Written problem:
Pick out every line of the entries below where "Leaf" occurs, and copy those lines.

Data tied to figure images:

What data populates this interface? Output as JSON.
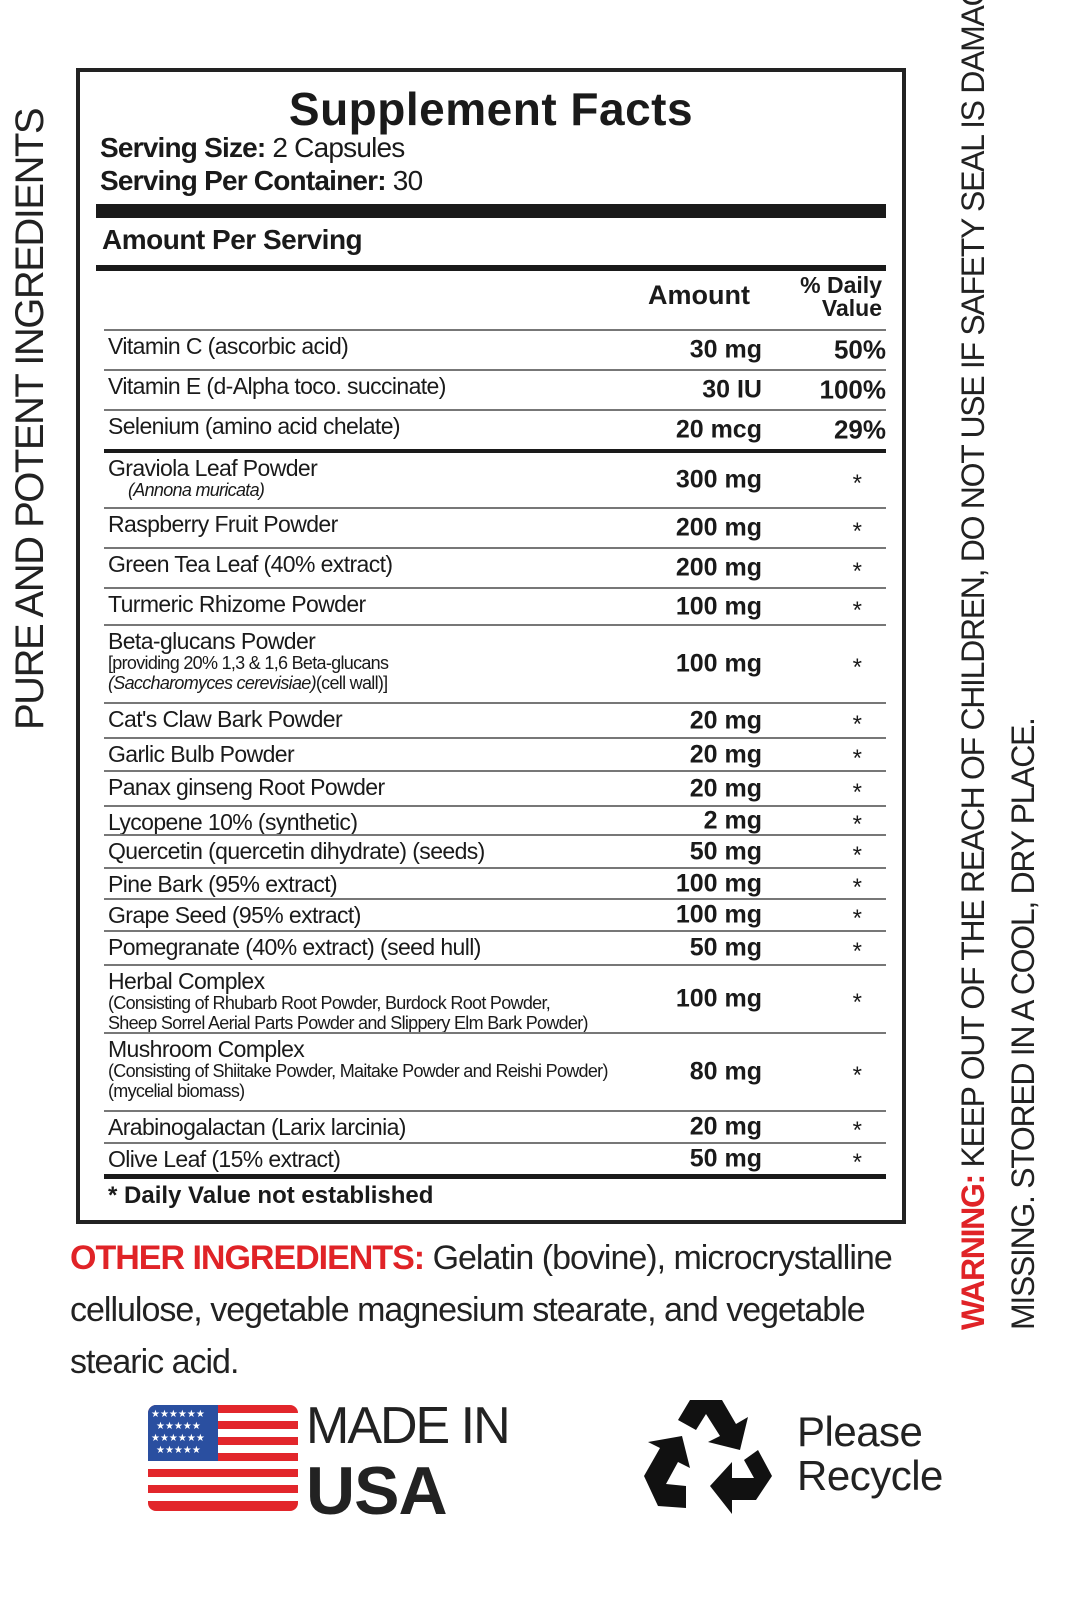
{
  "side_left": "PURE AND POTENT INGREDIENTS",
  "warning": {
    "label": "WARNING:",
    "line1": "KEEP OUT OF THE REACH OF CHILDREN, DO NOT USE IF SAFETY SEAL IS DAMAGED OR",
    "line2": "MISSING. STORED IN A COOL, DRY PLACE.",
    "color": "#e02327"
  },
  "facts": {
    "title": "Supplement Facts",
    "serving_size_label": "Serving Size:",
    "serving_size": "2 Capsules",
    "servings_label": "Serving Per Container:",
    "servings": "30",
    "amount_per_serving": "Amount Per Serving",
    "col_amount": "Amount",
    "col_dv_1": "% Daily",
    "col_dv_2": "Value",
    "rows": [
      {
        "name": "Vitamin C (ascorbic acid)",
        "amount": "30 mg",
        "dv": "50%"
      },
      {
        "name": "Vitamin E (d-Alpha toco. succinate)",
        "amount": "30 IU",
        "dv": "100%"
      },
      {
        "name": "Selenium (amino acid chelate)",
        "amount": "20 mcg",
        "dv": "29%"
      },
      {
        "name": "Graviola Leaf Powder",
        "sub_italic": "(Annona muricata)",
        "amount": "300 mg",
        "dv": "*"
      },
      {
        "name": "Raspberry Fruit Powder",
        "amount": "200 mg",
        "dv": "*"
      },
      {
        "name": "Green Tea Leaf (40% extract)",
        "amount": "200 mg",
        "dv": "*"
      },
      {
        "name": "Turmeric Rhizome Powder",
        "amount": "100 mg",
        "dv": "*"
      },
      {
        "name": "Beta-glucans Powder",
        "sub": "[providing 20% 1,3 & 1,6 Beta-glucans",
        "sub2_italic": "(Saccharomyces cerevisiae)",
        "sub2": "(cell wall)]",
        "amount": "100 mg",
        "dv": "*"
      },
      {
        "name": "Cat's Claw Bark Powder",
        "amount": "20 mg",
        "dv": "*"
      },
      {
        "name": "Garlic Bulb Powder",
        "amount": "20 mg",
        "dv": "*"
      },
      {
        "name": "Panax ginseng Root Powder",
        "amount": "20 mg",
        "dv": "*"
      },
      {
        "name": "Lycopene 10% (synthetic)",
        "amount": "2 mg",
        "dv": "*"
      },
      {
        "name": "Quercetin (quercetin dihydrate) (seeds)",
        "amount": "50 mg",
        "dv": "*"
      },
      {
        "name": "Pine Bark (95% extract)",
        "amount": "100 mg",
        "dv": "*"
      },
      {
        "name": "Grape Seed (95% extract)",
        "amount": "100 mg",
        "dv": "*"
      },
      {
        "name": "Pomegranate (40% extract) (seed hull)",
        "amount": "50 mg",
        "dv": "*"
      },
      {
        "name": "Herbal Complex",
        "sub": "(Consisting of Rhubarb Root Powder, Burdock Root Powder,",
        "sub2": "Sheep Sorrel Aerial Parts Powder and Slippery Elm Bark Powder)",
        "amount": "100 mg",
        "dv": "*"
      },
      {
        "name": "Mushroom Complex",
        "sub": "(Consisting of Shiitake Powder, Maitake Powder and Reishi Powder)",
        "sub2": "(mycelial biomass)",
        "amount": "80 mg",
        "dv": "*"
      },
      {
        "name": "Arabinogalactan (Larix larcinia)",
        "amount": "20 mg",
        "dv": "*"
      },
      {
        "name": "Olive Leaf (15% extract)",
        "amount": "50 mg",
        "dv": "*"
      }
    ],
    "footnote": "* Daily Value not established"
  },
  "other_ingredients": {
    "label": "OTHER INGREDIENTS:",
    "text": " Gelatin (bovine), microcrystalline cellulose, vegetable magnesium stearate, and vegetable stearic acid."
  },
  "made_in": {
    "line1": "MADE IN",
    "line2": "USA"
  },
  "recycle": {
    "line1": "Please",
    "line2": "Recycle"
  }
}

Output below:
        "name": "Graviola Leaf Powder",
        "name": "Green Tea Leaf (40% extract)",
        "name": "Olive Leaf (15% extract)",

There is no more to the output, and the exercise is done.